[Element placement data]
>>>
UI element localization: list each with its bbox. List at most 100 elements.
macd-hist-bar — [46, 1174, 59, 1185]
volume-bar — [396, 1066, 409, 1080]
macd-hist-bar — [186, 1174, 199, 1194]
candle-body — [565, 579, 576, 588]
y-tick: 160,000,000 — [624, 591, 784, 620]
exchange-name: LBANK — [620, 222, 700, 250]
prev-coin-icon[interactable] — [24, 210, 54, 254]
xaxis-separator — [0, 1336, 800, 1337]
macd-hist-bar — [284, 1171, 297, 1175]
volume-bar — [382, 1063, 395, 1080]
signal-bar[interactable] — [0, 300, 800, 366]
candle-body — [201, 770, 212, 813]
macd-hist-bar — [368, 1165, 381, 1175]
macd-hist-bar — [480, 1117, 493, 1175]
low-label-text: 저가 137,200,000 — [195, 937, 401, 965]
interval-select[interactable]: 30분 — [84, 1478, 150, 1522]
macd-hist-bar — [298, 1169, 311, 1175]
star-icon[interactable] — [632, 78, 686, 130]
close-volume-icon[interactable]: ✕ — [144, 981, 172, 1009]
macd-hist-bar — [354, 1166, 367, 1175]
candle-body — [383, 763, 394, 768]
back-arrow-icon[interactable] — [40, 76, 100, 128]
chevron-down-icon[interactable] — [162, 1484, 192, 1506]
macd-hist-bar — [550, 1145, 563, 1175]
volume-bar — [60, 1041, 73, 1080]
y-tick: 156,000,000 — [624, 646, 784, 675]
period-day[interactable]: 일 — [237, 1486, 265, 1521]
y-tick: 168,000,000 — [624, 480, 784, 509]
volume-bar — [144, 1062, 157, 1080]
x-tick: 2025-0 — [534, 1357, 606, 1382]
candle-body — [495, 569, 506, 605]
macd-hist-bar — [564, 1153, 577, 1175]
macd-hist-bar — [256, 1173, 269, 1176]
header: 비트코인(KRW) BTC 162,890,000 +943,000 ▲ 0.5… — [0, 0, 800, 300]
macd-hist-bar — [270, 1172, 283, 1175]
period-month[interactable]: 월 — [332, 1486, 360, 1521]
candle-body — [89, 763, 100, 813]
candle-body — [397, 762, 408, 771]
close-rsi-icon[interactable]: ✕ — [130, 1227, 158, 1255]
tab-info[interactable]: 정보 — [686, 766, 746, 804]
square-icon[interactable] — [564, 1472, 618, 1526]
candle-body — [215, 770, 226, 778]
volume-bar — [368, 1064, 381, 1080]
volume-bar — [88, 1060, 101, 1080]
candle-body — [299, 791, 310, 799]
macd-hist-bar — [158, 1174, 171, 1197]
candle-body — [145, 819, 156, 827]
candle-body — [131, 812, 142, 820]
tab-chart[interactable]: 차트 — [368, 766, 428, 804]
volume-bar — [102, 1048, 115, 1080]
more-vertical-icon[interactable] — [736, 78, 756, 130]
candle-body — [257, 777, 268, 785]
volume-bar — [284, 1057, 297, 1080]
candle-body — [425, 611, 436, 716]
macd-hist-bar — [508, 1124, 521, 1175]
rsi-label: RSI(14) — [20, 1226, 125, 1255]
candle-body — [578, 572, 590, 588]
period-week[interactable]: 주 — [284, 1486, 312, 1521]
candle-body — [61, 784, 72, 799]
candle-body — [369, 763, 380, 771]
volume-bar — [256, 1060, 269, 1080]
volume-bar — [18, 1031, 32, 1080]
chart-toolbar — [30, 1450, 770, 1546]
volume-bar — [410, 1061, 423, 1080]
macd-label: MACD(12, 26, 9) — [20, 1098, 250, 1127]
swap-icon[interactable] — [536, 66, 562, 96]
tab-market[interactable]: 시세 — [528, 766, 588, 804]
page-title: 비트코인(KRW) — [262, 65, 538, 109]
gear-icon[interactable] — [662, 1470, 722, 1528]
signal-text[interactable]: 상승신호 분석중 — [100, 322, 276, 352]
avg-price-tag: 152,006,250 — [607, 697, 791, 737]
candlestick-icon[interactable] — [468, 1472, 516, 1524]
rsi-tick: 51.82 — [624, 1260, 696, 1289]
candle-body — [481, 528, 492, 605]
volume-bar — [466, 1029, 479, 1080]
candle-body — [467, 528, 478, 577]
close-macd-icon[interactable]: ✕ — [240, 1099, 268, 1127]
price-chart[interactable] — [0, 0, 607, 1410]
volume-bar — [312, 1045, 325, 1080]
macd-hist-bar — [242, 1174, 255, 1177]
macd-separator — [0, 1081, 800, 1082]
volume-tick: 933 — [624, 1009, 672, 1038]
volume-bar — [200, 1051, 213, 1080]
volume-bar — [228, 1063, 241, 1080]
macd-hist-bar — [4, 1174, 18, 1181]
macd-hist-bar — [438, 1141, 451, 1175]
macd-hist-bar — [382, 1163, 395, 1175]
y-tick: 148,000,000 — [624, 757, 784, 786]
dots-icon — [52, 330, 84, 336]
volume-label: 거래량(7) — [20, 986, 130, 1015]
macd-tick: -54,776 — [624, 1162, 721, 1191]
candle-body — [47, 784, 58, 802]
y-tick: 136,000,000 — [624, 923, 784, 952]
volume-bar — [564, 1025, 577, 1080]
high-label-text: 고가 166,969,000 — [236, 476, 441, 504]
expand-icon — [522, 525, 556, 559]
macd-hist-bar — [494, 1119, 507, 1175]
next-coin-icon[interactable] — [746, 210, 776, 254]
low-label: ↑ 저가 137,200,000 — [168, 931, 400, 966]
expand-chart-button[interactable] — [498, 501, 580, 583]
<<<
Goal - Please rewrite the records above, replacing every "macd-hist-bar" with "histogram-bar" and leaving everything else unchanged.

Response to the exercise -
UI element localization: list each with its bbox. List at most 100 elements.
histogram-bar — [46, 1174, 59, 1185]
volume-bar — [396, 1066, 409, 1080]
histogram-bar — [186, 1174, 199, 1194]
candle-body — [565, 579, 576, 588]
y-tick: 160,000,000 — [624, 591, 784, 620]
exchange-name: LBANK — [620, 222, 700, 250]
prev-coin-icon[interactable] — [24, 210, 54, 254]
xaxis-separator — [0, 1336, 800, 1337]
histogram-bar — [284, 1171, 297, 1175]
volume-bar — [382, 1063, 395, 1080]
signal-bar[interactable] — [0, 300, 800, 366]
candle-body — [201, 770, 212, 813]
histogram-bar — [368, 1165, 381, 1175]
histogram-bar — [480, 1117, 493, 1175]
low-label-text: 저가 137,200,000 — [195, 937, 401, 965]
interval-select[interactable]: 30분 — [84, 1478, 150, 1522]
histogram-bar — [298, 1169, 311, 1175]
star-icon[interactable] — [632, 78, 686, 130]
close-volume-icon[interactable]: ✕ — [144, 981, 172, 1009]
histogram-bar — [354, 1166, 367, 1175]
candle-body — [383, 763, 394, 768]
back-arrow-icon[interactable] — [40, 76, 100, 128]
chevron-down-icon[interactable] — [162, 1484, 192, 1506]
histogram-bar — [550, 1145, 563, 1175]
volume-bar — [60, 1041, 73, 1080]
y-tick: 156,000,000 — [624, 646, 784, 675]
period-day[interactable]: 일 — [237, 1486, 265, 1521]
y-tick: 168,000,000 — [624, 480, 784, 509]
volume-bar — [144, 1062, 157, 1080]
x-tick: 2025-0 — [534, 1357, 606, 1382]
candle-body — [495, 569, 506, 605]
histogram-bar — [564, 1153, 577, 1175]
histogram-bar — [256, 1173, 269, 1176]
header: 비트코인(KRW) BTC 162,890,000 +943,000 ▲ 0.5… — [0, 0, 800, 300]
histogram-bar — [270, 1172, 283, 1175]
period-month[interactable]: 월 — [332, 1486, 360, 1521]
candle-body — [89, 763, 100, 813]
candle-body — [397, 762, 408, 771]
close-rsi-icon[interactable]: ✕ — [130, 1227, 158, 1255]
tab-info[interactable]: 정보 — [686, 766, 746, 804]
square-icon[interactable] — [564, 1472, 618, 1526]
candle-body — [215, 770, 226, 778]
volume-bar — [368, 1064, 381, 1080]
volume-bar — [88, 1060, 101, 1080]
candle-body — [299, 791, 310, 799]
histogram-bar — [158, 1174, 171, 1197]
candle-body — [145, 819, 156, 827]
candle-body — [131, 812, 142, 820]
tab-chart[interactable]: 차트 — [368, 766, 428, 804]
volume-bar — [102, 1048, 115, 1080]
more-vertical-icon[interactable] — [736, 78, 756, 130]
candle-body — [257, 777, 268, 785]
volume-bar — [284, 1057, 297, 1080]
candle-body — [425, 611, 436, 716]
histogram-bar — [508, 1124, 521, 1175]
rsi-label: RSI(14) — [20, 1226, 125, 1255]
candle-body — [578, 572, 590, 588]
period-week[interactable]: 주 — [284, 1486, 312, 1521]
candle-body — [61, 784, 72, 799]
candle-body — [369, 763, 380, 771]
volume-bar — [256, 1060, 269, 1080]
volume-bar — [18, 1031, 32, 1080]
chart-toolbar — [30, 1450, 770, 1546]
volume-bar — [410, 1061, 423, 1080]
macd-label: MACD(12, 26, 9) — [20, 1098, 250, 1127]
swap-icon[interactable] — [536, 66, 562, 96]
tab-market[interactable]: 시세 — [528, 766, 588, 804]
page-title: 비트코인(KRW) — [262, 65, 538, 109]
gear-icon[interactable] — [662, 1470, 722, 1528]
signal-text[interactable]: 상승신호 분석중 — [100, 322, 276, 352]
avg-price-tag: 152,006,250 — [607, 697, 791, 737]
candlestick-icon[interactable] — [468, 1472, 516, 1524]
rsi-tick: 51.82 — [624, 1260, 696, 1289]
candle-body — [481, 528, 492, 605]
volume-bar — [466, 1029, 479, 1080]
candle-body — [467, 528, 478, 577]
close-macd-icon[interactable]: ✕ — [240, 1099, 268, 1127]
price-chart[interactable] — [0, 0, 607, 1410]
volume-bar — [312, 1045, 325, 1080]
histogram-bar — [242, 1174, 255, 1177]
macd-separator — [0, 1081, 800, 1082]
volume-tick: 933 — [624, 1009, 672, 1038]
volume-bar — [200, 1051, 213, 1080]
volume-bar — [228, 1063, 241, 1080]
histogram-bar — [4, 1174, 18, 1181]
histogram-bar — [438, 1141, 451, 1175]
histogram-bar — [382, 1163, 395, 1175]
y-tick: 148,000,000 — [624, 757, 784, 786]
dots-icon — [52, 330, 84, 336]
volume-label: 거래량(7) — [20, 986, 130, 1015]
macd-tick: -54,776 — [624, 1162, 721, 1191]
candle-body — [47, 784, 58, 802]
y-tick: 136,000,000 — [624, 923, 784, 952]
volume-bar — [564, 1025, 577, 1080]
high-label-text: 고가 166,969,000 — [236, 476, 441, 504]
expand-icon — [522, 525, 556, 559]
histogram-bar — [494, 1119, 507, 1175]
next-coin-icon[interactable] — [746, 210, 776, 254]
low-label: ↑ 저가 137,200,000 — [168, 931, 400, 966]
expand-chart-button[interactable] — [498, 501, 580, 583]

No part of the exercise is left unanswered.